PROBLEM DESCRIPTION → Return every line of the data below verbatim, but omit the picture placeholders from your output.

[Layout coordinate data]
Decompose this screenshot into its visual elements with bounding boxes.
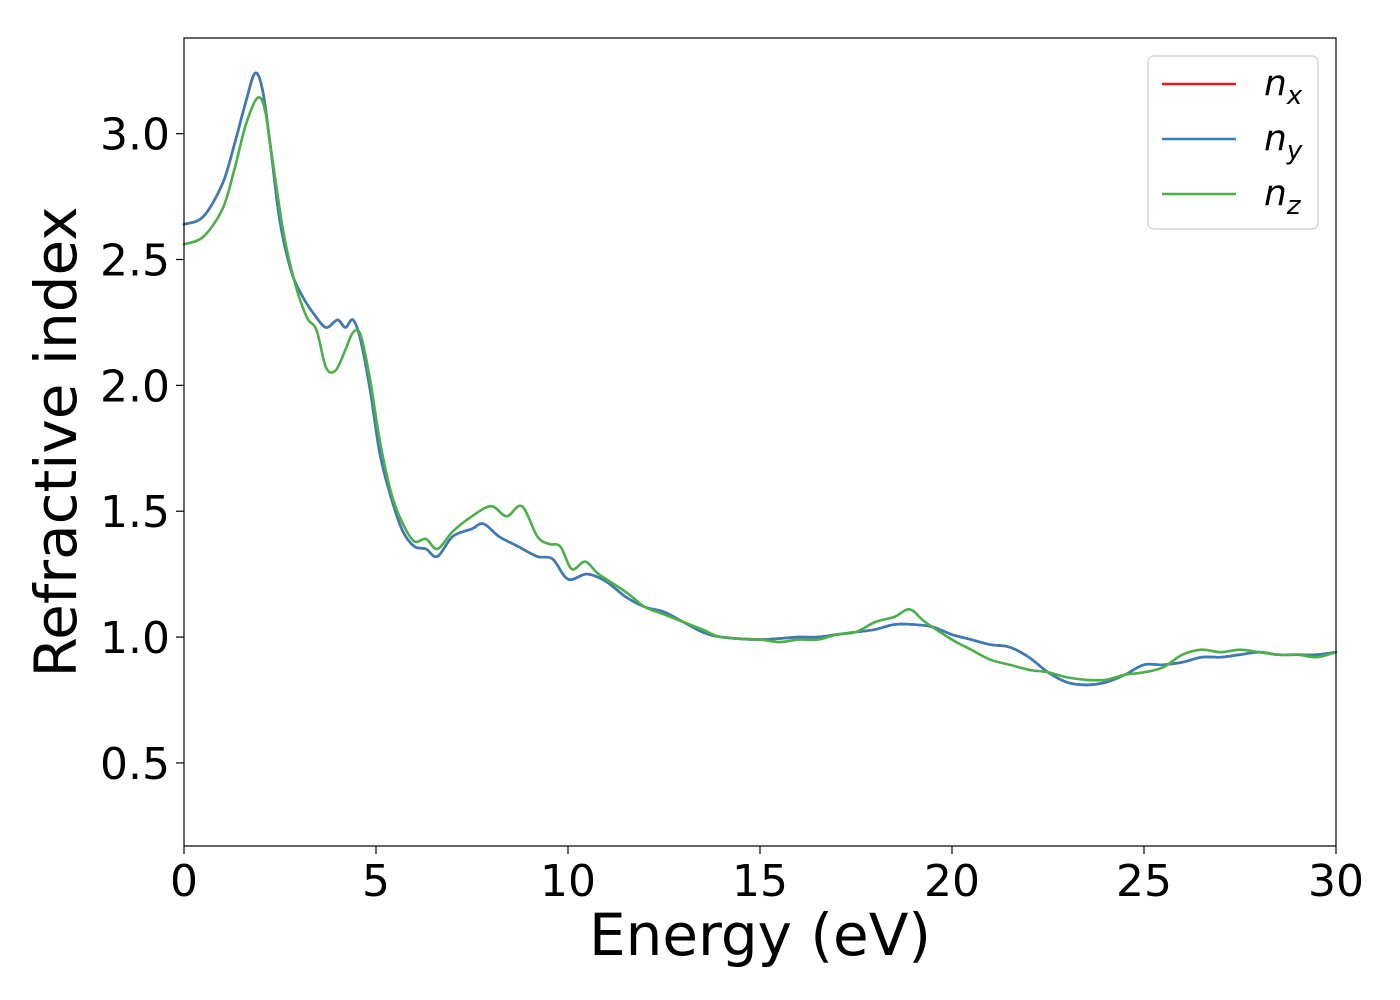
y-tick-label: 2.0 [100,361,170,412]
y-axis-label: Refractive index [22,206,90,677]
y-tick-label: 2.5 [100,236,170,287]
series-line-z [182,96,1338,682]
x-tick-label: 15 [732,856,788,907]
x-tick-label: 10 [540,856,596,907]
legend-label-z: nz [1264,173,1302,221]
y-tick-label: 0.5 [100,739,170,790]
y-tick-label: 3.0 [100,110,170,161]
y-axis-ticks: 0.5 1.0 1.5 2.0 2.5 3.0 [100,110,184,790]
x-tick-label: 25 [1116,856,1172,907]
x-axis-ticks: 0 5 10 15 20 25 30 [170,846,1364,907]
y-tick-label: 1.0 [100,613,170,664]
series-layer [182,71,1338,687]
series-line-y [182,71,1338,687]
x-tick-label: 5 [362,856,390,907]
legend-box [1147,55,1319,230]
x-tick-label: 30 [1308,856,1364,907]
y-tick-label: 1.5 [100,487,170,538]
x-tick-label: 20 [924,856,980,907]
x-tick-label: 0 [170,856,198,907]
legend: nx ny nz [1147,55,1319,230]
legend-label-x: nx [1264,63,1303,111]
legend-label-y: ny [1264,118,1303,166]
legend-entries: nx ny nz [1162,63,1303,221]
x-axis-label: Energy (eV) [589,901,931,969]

OUTPUT FOR THIS TASK →
Decompose this screenshot into its visual elements with bounding boxes.
y-tick-label: 2.0 [100,361,170,412]
y-axis-label: Refractive index [22,206,90,677]
y-tick-label: 2.5 [100,236,170,287]
series-line-z [182,96,1338,682]
x-tick-label: 15 [732,856,788,907]
x-tick-label: 10 [540,856,596,907]
legend-label-z: nz [1264,173,1302,221]
y-tick-label: 0.5 [100,739,170,790]
y-tick-label: 3.0 [100,110,170,161]
y-axis-ticks: 0.5 1.0 1.5 2.0 2.5 3.0 [100,110,184,790]
x-tick-label: 25 [1116,856,1172,907]
x-axis-ticks: 0 5 10 15 20 25 30 [170,846,1364,907]
y-tick-label: 1.0 [100,613,170,664]
series-layer [182,71,1338,687]
series-line-y [182,71,1338,687]
x-tick-label: 5 [362,856,390,907]
legend-box [1147,55,1319,230]
x-tick-label: 30 [1308,856,1364,907]
y-tick-label: 1.5 [100,487,170,538]
x-tick-label: 20 [924,856,980,907]
x-tick-label: 0 [170,856,198,907]
legend: nx ny nz [1147,55,1319,230]
legend-label-x: nx [1264,63,1303,111]
legend-label-y: ny [1264,118,1303,166]
legend-entries: nx ny nz [1162,63,1303,221]
x-axis-label: Energy (eV) [589,901,931,969]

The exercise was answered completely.